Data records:
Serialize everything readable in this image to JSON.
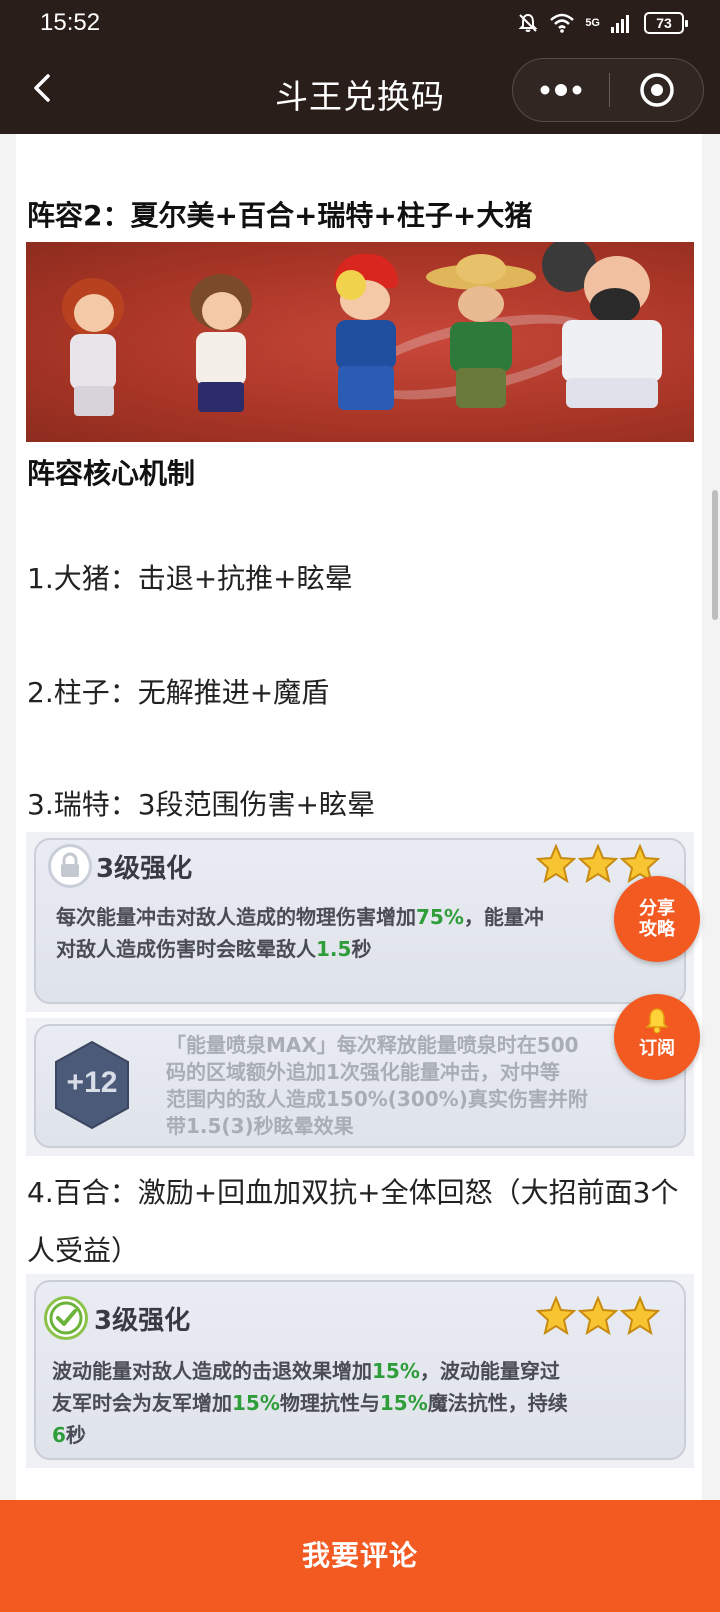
{
  "status_bar": {
    "time": "15:52",
    "network": "5G",
    "battery": "73"
  },
  "header": {
    "title": "斗王兑换码"
  },
  "article": {
    "heading_lineup": "阵容2：夏尔美+百合+瑞特+柱子+大猪",
    "heading_core": "阵容核心机制",
    "items": [
      "1.大猪：击退+抗推+眩晕",
      "2.柱子：无解推进+魔盾",
      "3.瑞特：3段范围伤害+眩晕",
      "4.百合：激励+回血加双抗+全体回怒（大招前面3个人受益）"
    ]
  },
  "card1": {
    "title": "3级强化",
    "line1_a": "每次能量冲击对敌人造成的物理伤害增加",
    "line1_pct": "75%",
    "line1_b": "，能量冲",
    "line2_a": "对敌人造成伤害时会眩晕敌人",
    "line2_sec": "1.5",
    "line2_b": "秒"
  },
  "card2": {
    "badge": "+12",
    "line1": "「能量喷泉MAX」每次释放能量喷泉时在500",
    "line2": "码的区域额外追加1次强化能量冲击，对中等",
    "line3": "范围内的敌人造成150%(300%)真实伤害并附",
    "line4": "带1.5(3)秒眩晕效果"
  },
  "card3": {
    "title": "3级强化",
    "line1_a": "波动能量对敌人造成的击退效果增加",
    "line1_pct": "15%",
    "line1_b": "，波动能量穿过",
    "line2_a": "友军时会为友军增加",
    "line2_pct1": "15%",
    "line2_b": "物理抗性与",
    "line2_pct2": "15%",
    "line2_c": "魔法抗性，持续",
    "line3_num": "6",
    "line3_b": "秒"
  },
  "fab": {
    "share_line1": "分享",
    "share_line2": "攻略",
    "subscribe": "订阅"
  },
  "bottom_bar": {
    "comment": "我要评论"
  },
  "colors": {
    "header_bg": "#2a1e1b",
    "accent": "#f25a22",
    "highlight_green": "#2f9e3a"
  }
}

Requirement:
From the entries above, output every line exactly and omit any image.

Task output:
Serialize everything readable in this image to JSON.
{
  "status_bar": {
    "time": "15:52",
    "network": "5G",
    "battery": "73"
  },
  "header": {
    "title": "斗王兑换码"
  },
  "article": {
    "heading_lineup": "阵容2：夏尔美+百合+瑞特+柱子+大猪",
    "heading_core": "阵容核心机制",
    "items": [
      "1.大猪：击退+抗推+眩晕",
      "2.柱子：无解推进+魔盾",
      "3.瑞特：3段范围伤害+眩晕",
      "4.百合：激励+回血加双抗+全体回怒（大招前面3个人受益）"
    ]
  },
  "card1": {
    "title": "3级强化",
    "line1_a": "每次能量冲击对敌人造成的物理伤害增加",
    "line1_pct": "75%",
    "line1_b": "，能量冲",
    "line2_a": "对敌人造成伤害时会眩晕敌人",
    "line2_sec": "1.5",
    "line2_b": "秒"
  },
  "card2": {
    "badge": "+12",
    "line1": "「能量喷泉MAX」每次释放能量喷泉时在500",
    "line2": "码的区域额外追加1次强化能量冲击，对中等",
    "line3": "范围内的敌人造成150%(300%)真实伤害并附",
    "line4": "带1.5(3)秒眩晕效果"
  },
  "card3": {
    "title": "3级强化",
    "line1_a": "波动能量对敌人造成的击退效果增加",
    "line1_pct": "15%",
    "line1_b": "，波动能量穿过",
    "line2_a": "友军时会为友军增加",
    "line2_pct1": "15%",
    "line2_b": "物理抗性与",
    "line2_pct2": "15%",
    "line2_c": "魔法抗性，持续",
    "line3_num": "6",
    "line3_b": "秒"
  },
  "fab": {
    "share_line1": "分享",
    "share_line2": "攻略",
    "subscribe": "订阅"
  },
  "bottom_bar": {
    "comment": "我要评论"
  },
  "colors": {
    "header_bg": "#2a1e1b",
    "accent": "#f25a22",
    "highlight_green": "#2f9e3a"
  }
}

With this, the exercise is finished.